> [INPUT RECORDS]
========================
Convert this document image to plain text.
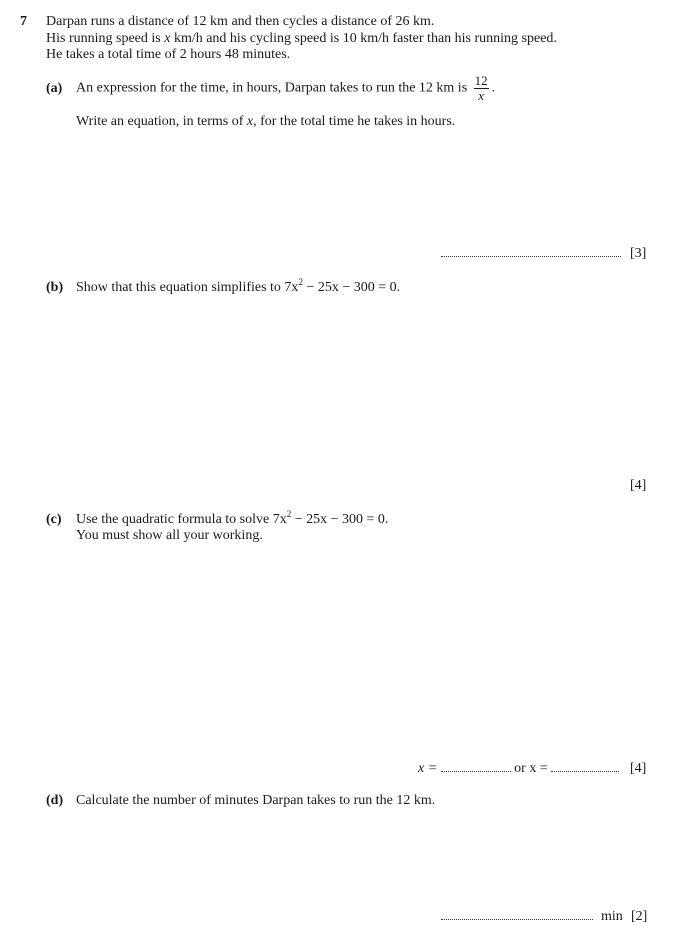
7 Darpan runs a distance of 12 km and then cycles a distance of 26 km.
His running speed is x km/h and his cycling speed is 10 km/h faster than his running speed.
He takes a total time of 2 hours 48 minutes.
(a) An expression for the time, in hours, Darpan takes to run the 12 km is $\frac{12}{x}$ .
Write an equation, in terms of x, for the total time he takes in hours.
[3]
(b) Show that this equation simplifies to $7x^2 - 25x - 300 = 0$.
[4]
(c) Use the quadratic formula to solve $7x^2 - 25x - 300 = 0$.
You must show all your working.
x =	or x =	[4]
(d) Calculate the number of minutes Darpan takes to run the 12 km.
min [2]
========================
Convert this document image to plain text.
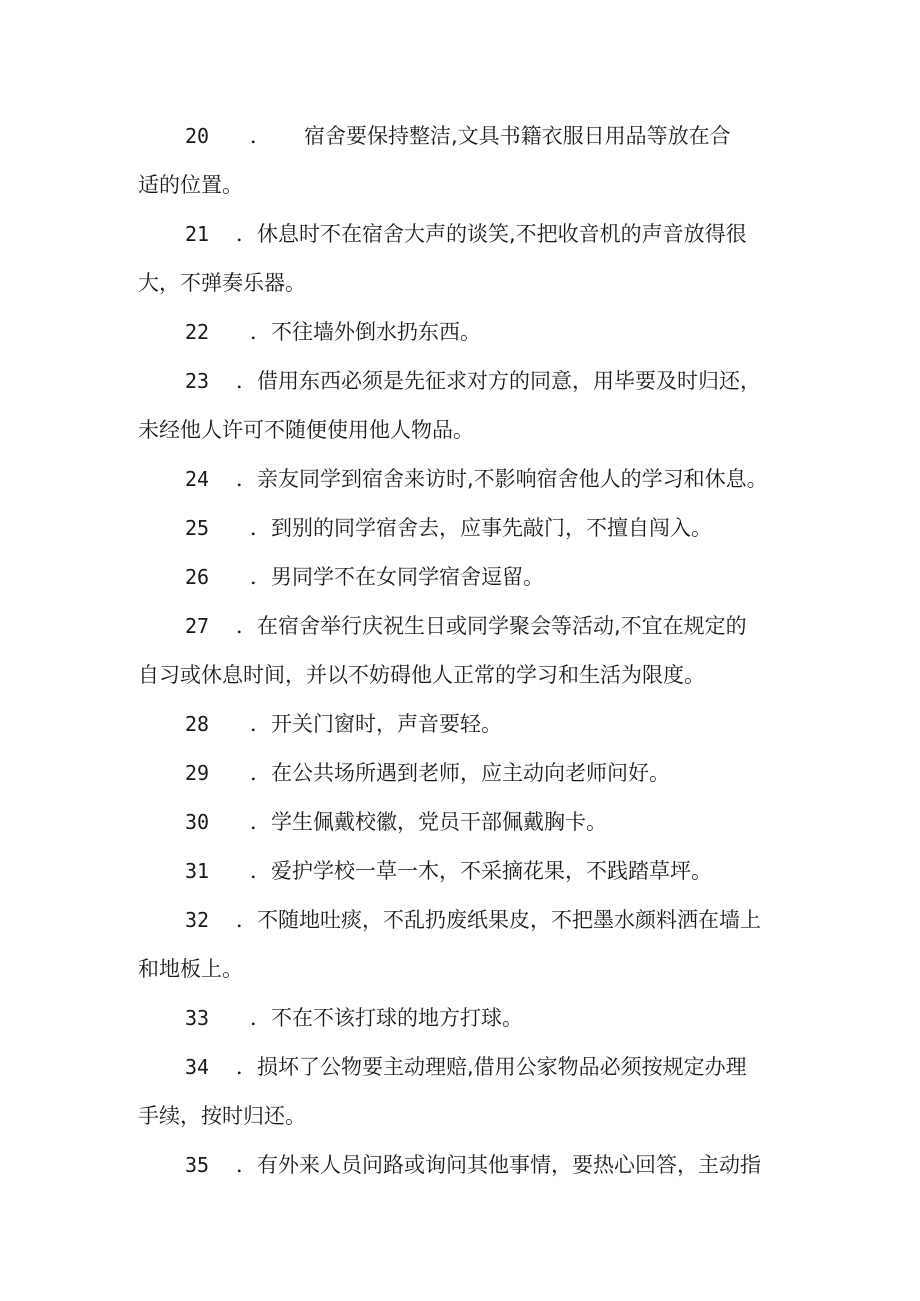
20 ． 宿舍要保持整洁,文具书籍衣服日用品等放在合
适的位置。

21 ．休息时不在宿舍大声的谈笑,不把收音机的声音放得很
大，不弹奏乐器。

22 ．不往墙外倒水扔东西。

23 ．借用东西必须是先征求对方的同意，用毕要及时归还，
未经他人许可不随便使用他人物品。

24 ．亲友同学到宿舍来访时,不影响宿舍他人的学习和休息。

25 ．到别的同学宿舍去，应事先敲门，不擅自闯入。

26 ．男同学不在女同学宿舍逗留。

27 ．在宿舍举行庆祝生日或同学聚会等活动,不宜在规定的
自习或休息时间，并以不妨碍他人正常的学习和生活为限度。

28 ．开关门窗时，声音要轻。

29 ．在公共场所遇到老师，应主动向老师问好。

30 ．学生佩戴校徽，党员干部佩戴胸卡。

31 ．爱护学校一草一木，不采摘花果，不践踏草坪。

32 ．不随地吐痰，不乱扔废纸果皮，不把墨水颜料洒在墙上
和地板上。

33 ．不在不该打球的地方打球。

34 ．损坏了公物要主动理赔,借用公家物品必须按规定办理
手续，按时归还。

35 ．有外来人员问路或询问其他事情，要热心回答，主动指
========================
> [WORK INSTRUCTIONS]
Each line in the entries above that includes the string "Darpan" should be extracted.

> [WRITTEN SOLUTION]
7 Darpan runs a distance of 12 km and then cycles a distance of 26 km.
(a) An expression for the time, in hours, Darpan takes to run the 12 km is $\frac{12}{x}$ .
(d) Calculate the number of minutes Darpan takes to run the 12 km.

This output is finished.